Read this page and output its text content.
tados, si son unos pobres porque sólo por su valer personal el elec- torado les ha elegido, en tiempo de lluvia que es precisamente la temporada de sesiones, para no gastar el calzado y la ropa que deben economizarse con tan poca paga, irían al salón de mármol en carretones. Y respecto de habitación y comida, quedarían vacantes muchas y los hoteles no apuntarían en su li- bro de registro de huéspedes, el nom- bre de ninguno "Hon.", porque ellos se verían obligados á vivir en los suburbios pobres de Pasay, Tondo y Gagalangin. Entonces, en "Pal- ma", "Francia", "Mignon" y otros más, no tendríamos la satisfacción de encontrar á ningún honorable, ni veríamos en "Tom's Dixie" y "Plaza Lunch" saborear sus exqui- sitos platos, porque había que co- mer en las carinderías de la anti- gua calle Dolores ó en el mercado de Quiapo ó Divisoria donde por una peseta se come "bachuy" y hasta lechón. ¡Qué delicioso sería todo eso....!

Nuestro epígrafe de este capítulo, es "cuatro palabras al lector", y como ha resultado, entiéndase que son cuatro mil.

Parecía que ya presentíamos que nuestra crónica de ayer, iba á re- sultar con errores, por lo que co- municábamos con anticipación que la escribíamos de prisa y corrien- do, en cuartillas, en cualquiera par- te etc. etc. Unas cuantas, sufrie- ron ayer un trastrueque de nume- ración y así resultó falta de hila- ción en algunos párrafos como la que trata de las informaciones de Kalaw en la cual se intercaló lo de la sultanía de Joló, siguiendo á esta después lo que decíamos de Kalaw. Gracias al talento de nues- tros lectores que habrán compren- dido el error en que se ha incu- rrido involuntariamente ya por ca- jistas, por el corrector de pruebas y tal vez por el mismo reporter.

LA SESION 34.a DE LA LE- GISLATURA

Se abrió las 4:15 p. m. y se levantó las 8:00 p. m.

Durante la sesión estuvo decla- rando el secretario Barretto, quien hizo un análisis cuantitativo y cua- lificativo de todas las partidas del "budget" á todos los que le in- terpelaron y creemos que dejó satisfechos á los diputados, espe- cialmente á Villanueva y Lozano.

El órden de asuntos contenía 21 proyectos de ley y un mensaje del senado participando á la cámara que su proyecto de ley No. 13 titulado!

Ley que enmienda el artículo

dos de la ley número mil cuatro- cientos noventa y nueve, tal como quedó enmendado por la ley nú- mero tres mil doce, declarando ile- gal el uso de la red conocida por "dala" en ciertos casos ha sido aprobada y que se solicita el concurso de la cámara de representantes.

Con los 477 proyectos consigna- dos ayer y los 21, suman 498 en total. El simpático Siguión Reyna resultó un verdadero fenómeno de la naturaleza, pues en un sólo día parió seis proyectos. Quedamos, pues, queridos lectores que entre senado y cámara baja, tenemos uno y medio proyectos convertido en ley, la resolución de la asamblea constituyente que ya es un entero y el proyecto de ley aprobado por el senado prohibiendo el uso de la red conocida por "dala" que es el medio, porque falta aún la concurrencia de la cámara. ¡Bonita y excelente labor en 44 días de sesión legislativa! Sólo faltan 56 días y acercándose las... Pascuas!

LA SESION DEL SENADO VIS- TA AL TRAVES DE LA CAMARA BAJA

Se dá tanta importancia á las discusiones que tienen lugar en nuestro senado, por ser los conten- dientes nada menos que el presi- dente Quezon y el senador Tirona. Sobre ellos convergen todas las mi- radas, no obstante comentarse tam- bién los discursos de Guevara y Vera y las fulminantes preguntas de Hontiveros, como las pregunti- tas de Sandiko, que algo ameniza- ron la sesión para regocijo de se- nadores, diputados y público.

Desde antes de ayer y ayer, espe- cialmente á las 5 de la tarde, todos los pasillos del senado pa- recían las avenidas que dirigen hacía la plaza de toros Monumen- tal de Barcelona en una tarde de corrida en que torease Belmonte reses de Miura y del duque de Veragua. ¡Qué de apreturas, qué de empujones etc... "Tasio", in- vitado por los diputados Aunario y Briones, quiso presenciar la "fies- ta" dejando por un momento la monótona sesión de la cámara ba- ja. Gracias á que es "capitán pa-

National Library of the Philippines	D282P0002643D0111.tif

Set exercise:
Search the entries for "ayer" and copy out each line that has it.

Answer to this exercise:
Parecía que ya presentíamos que nuestra crónica de ayer, iba á re- sultar con errores, por lo que co- municábamos con anticipación que la escribíamos de prisa y corrien- do, en cuartillas, en cualquiera par- te etc. etc. Unas cuantas, sufrie- ron ayer un trastrueque de nume- ración y así resultó falta de hila- ción en algunos párrafos como la que trata de las informaciones de Kalaw en la cual se intercaló lo de la sultanía de Joló, siguiendo á esta después lo que decíamos de Kalaw. Gracias al talento de nues- tros lectores que habrán compren- dido el error en que se ha incu- rrido involuntariamente ya por ca- jistas, por el corrector de pruebas y tal vez por el mismo reporter.
Con los 477 proyectos consigna- dos ayer y los 21, suman 498 en total. El simpático Siguión Reyna resultó un verdadero fenómeno de la naturaleza, pues en un sólo día parió seis proyectos. Quedamos, pues, queridos lectores que entre senado y cámara baja, tenemos uno y medio proyectos convertido en ley, la resolución de la asamblea constituyente que ya es un entero y el proyecto de ley aprobado por el senado prohibiendo el uso de la red conocida por "dala" que es el medio, porque falta aún la concurrencia de la cámara. ¡Bonita y excelente labor en 44 días de sesión legislativa! Sólo faltan 56 días y acercándose las... Pascuas!
Desde antes de ayer y ayer, espe- cialmente á las 5 de la tarde, todos los pasillos del senado pa- recían las avenidas que dirigen hacía la plaza de toros Monumen- tal de Barcelona en una tarde de corrida en que torease Belmonte reses de Miura y del duque de Veragua. ¡Qué de apreturas, qué de empujones etc... "Tasio", in- vitado por los diputados Aunario y Briones, quiso presenciar la "fies- ta" dejando por un momento la monótona sesión de la cámara ba- ja. Gracias á que es "capitán pa-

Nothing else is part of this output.